Fragmento:
++++

Con las funciones mortuoria e iniciática ya se manifiesta algo que va más allá de la necesidad de los otros usos, y que quiere expresarse muy tempranamente: el anhelo de construir un sentido firme a la existencia, ligado al de la muerte; algo que no es privativo, ni mucho menos, del hombre occidental. De lo que se trata, esencialmente, creo era dar forma física a la vida simbólica. En el caso de Antequera, con un énfasis especial, pues obviamente nos hallamos ante construcciones no habitacionales,  levantadas con lo que hoy hasta podría parecernos un exceso de solidez arquitectónica, pues ni siquiera el uso mortuorio justificaría ese derroche. ¿Para qué entonces querrían aquellos hombres tamaños monumentos , cuando debían estar requeridos por necesidades apremiantes de supervivencia material? ¿O no lo estaban tanto, y la vida cotidiana había alcanzado un grado de confortabilidad que permitía dedicar buena parte del tiempo a especulaciones filosóficas y a construir los símbolos?

No es fácil encontrar respuestas a estas preguntas elementales, e incluso podemos abrigar razonables sospechas de estar proyectando con ellas algunos criterios de nuestro mundo, que nada tendrán que ver con lo que ocurría entonces. Y como tampoco comprendemos de qué medios técnicos se valían para erigir esos monumentos –salvo aproximaciones empíricas-, lo cual constituye todo un desafío a nuestras coordenadas mentales, no  nos quedará otra que proceder por analogías y comparaciones con otras sociedades relativamente cercanas, en el tiempo histórico o en el espacio conceptual.

++++

Muestra de datos:
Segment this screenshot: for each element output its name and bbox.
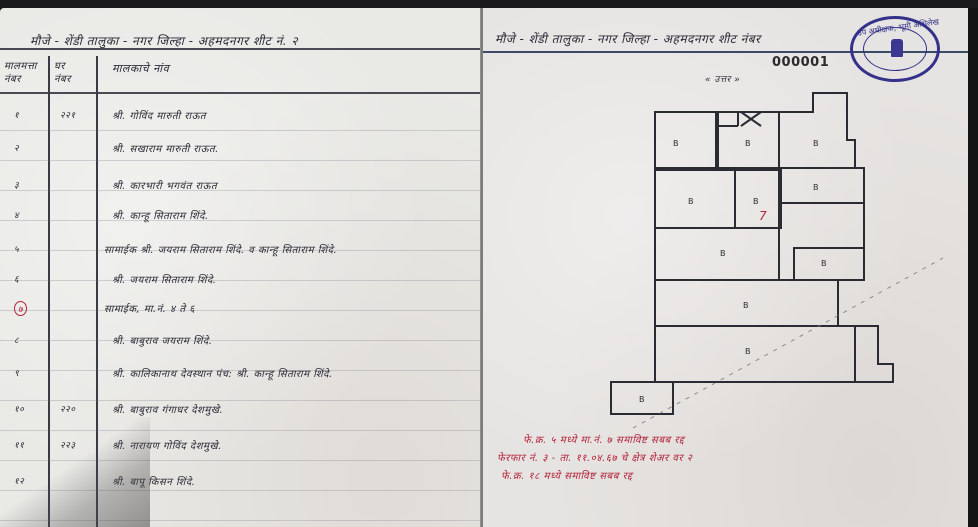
svg-text:B: B xyxy=(673,139,679,148)
property-number-circled: ७ xyxy=(14,301,27,316)
svg-text:B: B xyxy=(743,301,749,310)
register-row: ७ सामाईक, मा.नं. ४ ते ६ xyxy=(0,301,481,331)
column-header-house-no: घर नंबर xyxy=(54,60,71,86)
svg-text:B: B xyxy=(720,249,726,258)
header-line-1: मालमत्ता xyxy=(4,60,37,73)
owner-name: श्री. गोविंद मारुती राऊत xyxy=(112,108,206,122)
property-number: ८ xyxy=(14,333,19,346)
svg-text:B: B xyxy=(813,139,819,148)
owner-name: श्री. सखाराम मारुती राऊत. xyxy=(112,141,219,155)
register-row: ३ श्री. कारभारी भगवंत राऊत xyxy=(0,178,481,208)
owner-name: सामाईक, मा.नं. ४ ते ६ xyxy=(104,301,195,315)
owner-name: श्री. बाबुराव गंगाधर देशमुखे. xyxy=(112,402,223,416)
header-bottom-rule xyxy=(0,92,481,94)
owner-name: सामाईक श्री. जयराम सिताराम शिंदे. व कान्… xyxy=(104,242,337,256)
register-row: ५ सामाईक श्री. जयराम सिताराम शिंदे. व का… xyxy=(0,242,481,272)
red-ink-notes: फे.क्र. ५ मध्ये मा.नं. ७ समाविष्ट सबब रद… xyxy=(497,432,692,486)
house-number: २२० xyxy=(60,402,76,415)
page-fold-shadow xyxy=(0,417,150,527)
svg-text:B: B xyxy=(821,259,827,268)
red-parcel-annotation: 7 xyxy=(759,209,767,223)
header-line-2: नंबर xyxy=(54,73,71,86)
note-line: फेरफार नं. ३ - ता. ११.०४.६७ चे क्षेत्र श… xyxy=(497,450,692,468)
owner-name: श्री. जयराम सिताराम शिंदे. xyxy=(112,272,216,286)
svg-text:B: B xyxy=(813,183,819,192)
header-line-1: घर xyxy=(54,60,71,73)
left-page-title: मौजे - शेंडी तालुका - नगर जिल्हा - अहमदन… xyxy=(30,32,298,49)
left-page: मौजे - शेंडी तालुका - नगर जिल्हा - अहमदन… xyxy=(0,8,481,527)
owner-name: श्री. कालिकानाथ देवस्थान पंच: श्री. कान्… xyxy=(112,366,333,380)
note-line: फे.क्र. ५ मध्ये मा.नं. ७ समाविष्ट सबब रद… xyxy=(497,432,692,450)
column-header-property-no: मालमत्ता नंबर xyxy=(4,60,37,86)
owner-name: श्री. कान्हू सिताराम शिंदे. xyxy=(112,208,209,222)
svg-text:B: B xyxy=(745,139,751,148)
house-number: २२१ xyxy=(60,108,76,121)
register-row: ६ श्री. जयराम सिताराम शिंदे. xyxy=(0,272,481,302)
register-row: १ २२१ श्री. गोविंद मारुती राऊत xyxy=(0,108,481,138)
property-number: २ xyxy=(14,141,19,154)
register-row: ८ श्री. बाबुराव जयराम शिंदे. xyxy=(0,333,481,363)
svg-text:B: B xyxy=(753,197,759,206)
note-line: फे.क्र. १८ मध्ये समाविष्ट सबब रद्द xyxy=(497,468,692,486)
property-number: ४ xyxy=(14,208,19,221)
owner-name: श्री. बाबुराव जयराम शिंदे. xyxy=(112,333,212,347)
book-edge xyxy=(968,8,978,527)
svg-text:B: B xyxy=(745,347,751,356)
register-row: ९ श्री. कालिकानाथ देवस्थान पंच: श्री. का… xyxy=(0,366,481,396)
column-header-owner-name: मालकाचे नांव xyxy=(112,62,169,75)
property-number: ५ xyxy=(14,242,19,255)
property-number: १० xyxy=(14,402,24,415)
right-page: मौजे - शेंडी तालुका - नगर जिल्हा - अहमदन… xyxy=(483,8,970,527)
register-row: ४ श्री. कान्हू सिताराम शिंदे. xyxy=(0,208,481,238)
header-line-2: नंबर xyxy=(4,73,37,86)
register-row: २ श्री. सखाराम मारुती राऊत. xyxy=(0,141,481,171)
property-number: ६ xyxy=(14,272,19,285)
svg-text:B: B xyxy=(688,197,694,206)
open-register-book: मौजे - शेंडी तालुका - नगर जिल्हा - अहमदन… xyxy=(0,0,978,527)
property-number: १ xyxy=(14,108,19,121)
owner-name: श्री. कारभारी भगवंत राऊत xyxy=(112,178,217,192)
svg-text:B: B xyxy=(639,395,645,404)
header-top-rule xyxy=(0,48,481,50)
property-number: ९ xyxy=(14,366,19,379)
property-number: ३ xyxy=(14,178,19,191)
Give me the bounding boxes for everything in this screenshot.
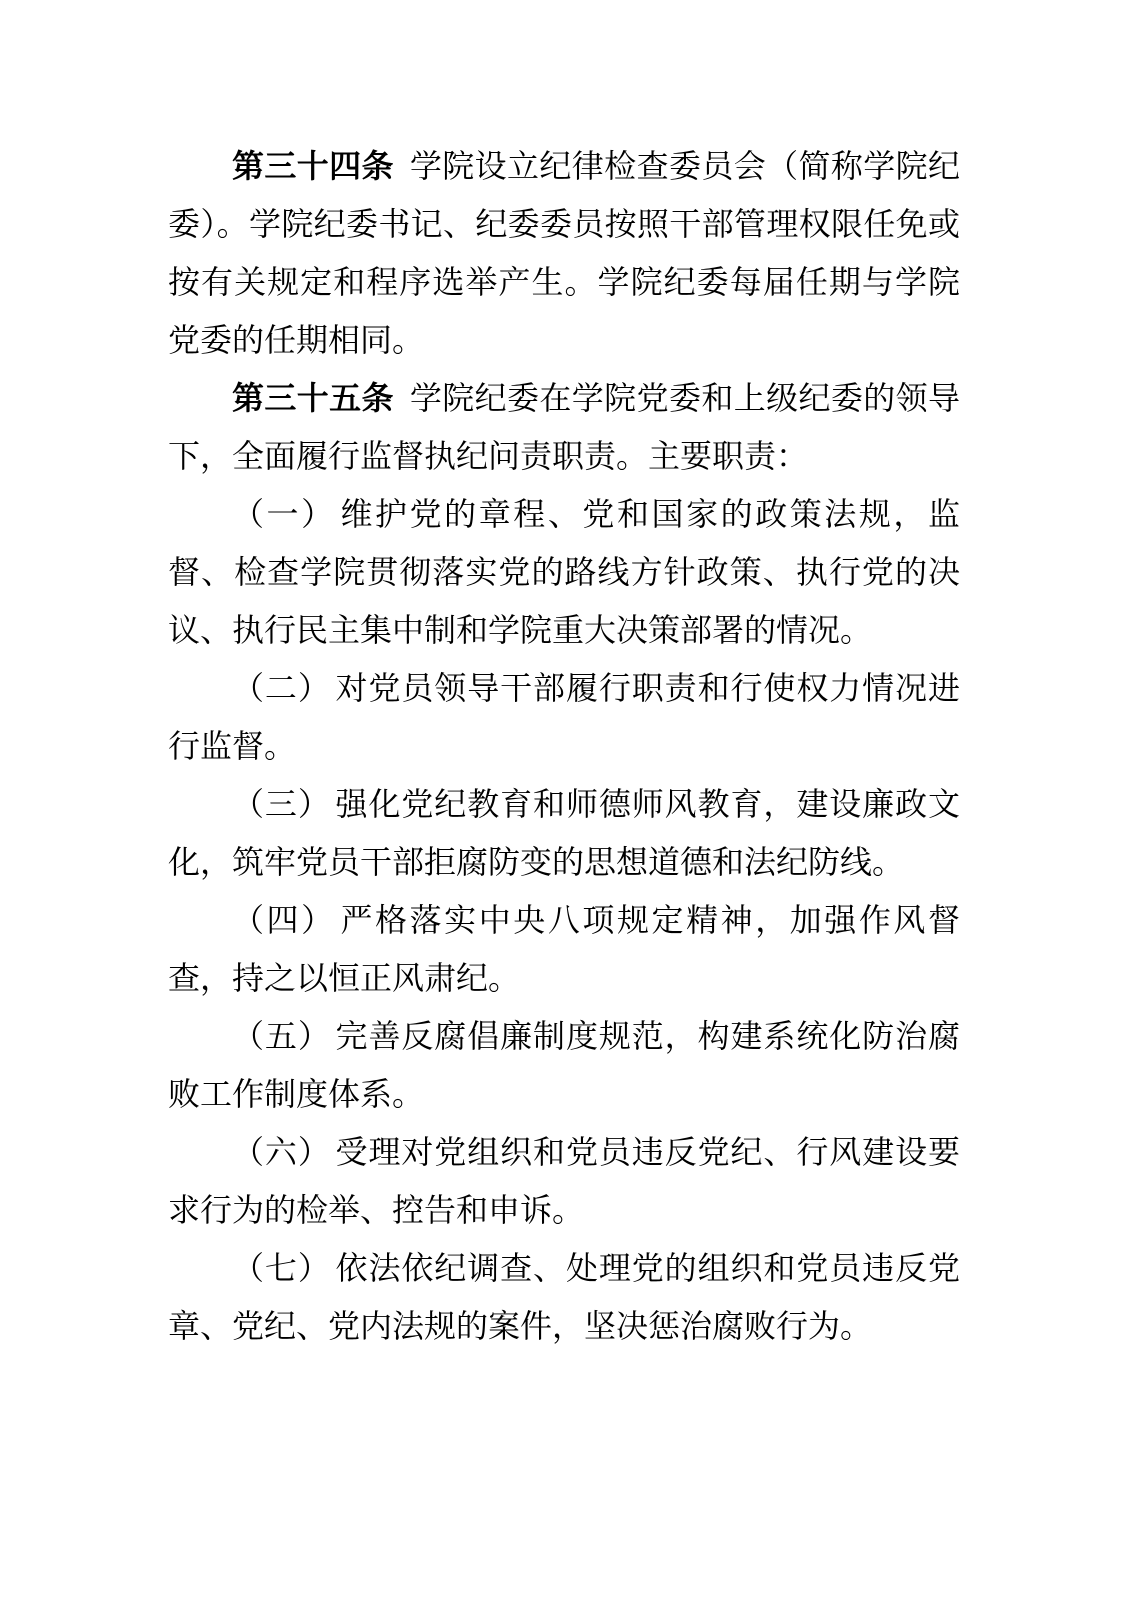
clause-item-4: （四）严格落实中央八项规定精神，加强作风督查，持之以恒正风肃纪。 — [168, 891, 960, 1007]
document-page: 第三十四条学院设立纪律检查委员会（简称学院纪委）。学院纪委书记、纪委委员按照干部… — [0, 0, 1131, 1600]
clause-item-7: （七）依法依纪调查、处理党的组织和党员违反党章、党纪、党内法规的案件，坚决惩治腐… — [168, 1239, 960, 1355]
article-34-paragraph: 第三十四条学院设立纪律检查委员会（简称学院纪委）。学院纪委书记、纪委委员按照干部… — [168, 137, 960, 369]
clause-item-5: （五）完善反腐倡廉制度规范，构建系统化防治腐败工作制度体系。 — [168, 1007, 960, 1123]
article-34-number: 第三十四条 — [232, 148, 394, 184]
clause-4-number: （四） — [232, 902, 336, 938]
article-35-number: 第三十五条 — [232, 380, 394, 416]
clause-7-number: （七） — [232, 1250, 331, 1286]
clause-item-1: （一）维护党的章程、党和国家的政策法规，监督、检查学院贯彻落实党的路线方针政策、… — [168, 485, 960, 659]
clause-item-6: （六）受理对党组织和党员违反党纪、行风建设要求行为的检举、控告和申诉。 — [168, 1123, 960, 1239]
clause-item-3: （三）强化党纪教育和师德师风教育，建设廉政文化，筑牢党员干部拒腐防变的思想道德和… — [168, 775, 960, 891]
clause-2-number: （二） — [232, 670, 331, 706]
clause-1-number: （一） — [232, 496, 336, 532]
clause-5-number: （五） — [232, 1018, 331, 1054]
article-35-paragraph: 第三十五条学院纪委在学院党委和上级纪委的领导下，全面履行监督执纪问责职责。主要职… — [168, 369, 960, 485]
clause-item-2: （二）对党员领导干部履行职责和行使权力情况进行监督。 — [168, 659, 960, 775]
clause-6-number: （六） — [232, 1134, 331, 1170]
clause-3-number: （三） — [232, 786, 331, 822]
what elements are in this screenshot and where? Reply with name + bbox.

++++

Consigna A:
Responde a estas preguntas sobre el fragmento de Antequera:
(i) ¿Qué dos funciones se nombran al comienzo como muestra de algo que va más allá de la necesidad de los otros usos?
(ii) ¿Qué clase de construcciones dice el texto que hay en Antequera?
(iii) ¿Cómo habrá que proceder, según el fragmento, ya que no comprendemos de qué medios técnicos se valían para erigir esos monumentos?
Consigna B:
¿Puedes continuar el fragmento sobre los monumentos de Antequera justo después de su última oración?

Respuesta redactada A:
(i) La mortuoria y la iniciática.
(ii) Construcciones no habitacionales.
(iii) Por analogías y comparaciones con otras sociedades relativamente cercanas, en el tiempo histórico o en el espacio conceptual.

Respuesta redactada B:
Pero no nos adelantemos tanto, y volvamos a lo más común en las relaciones primitivas entre la vida y la muerte, para tratar de comprender a qué se debieron realmente estas formidables  edificaciones de la prehistoria, los dólmenes.  De un modo u otro, en todas esas arquitecturas lo que parece se quiere expresar es una manera organizada de llegar a la muerte, como prolongación natural de la vida, en una unidad paradójicamente diferencial. Una cosa no es posible sin la otra y se deben mutua explicación. Pero no todas las culturas lo hacen de la misma manera, ni persiguen los mismos fines. Ejemplos evidentes, como catedrales, mezquitas o sinagogas, y aun las pirámides egipcias, chinas, o aztecas, bastante de lo que ese mismo impulso representa en los dólmenes. Lo iremos viendo más detenidamente, con ayuda de otras consideraciones. Pero no sobrará que adelantemos alguna reflexión al respecto.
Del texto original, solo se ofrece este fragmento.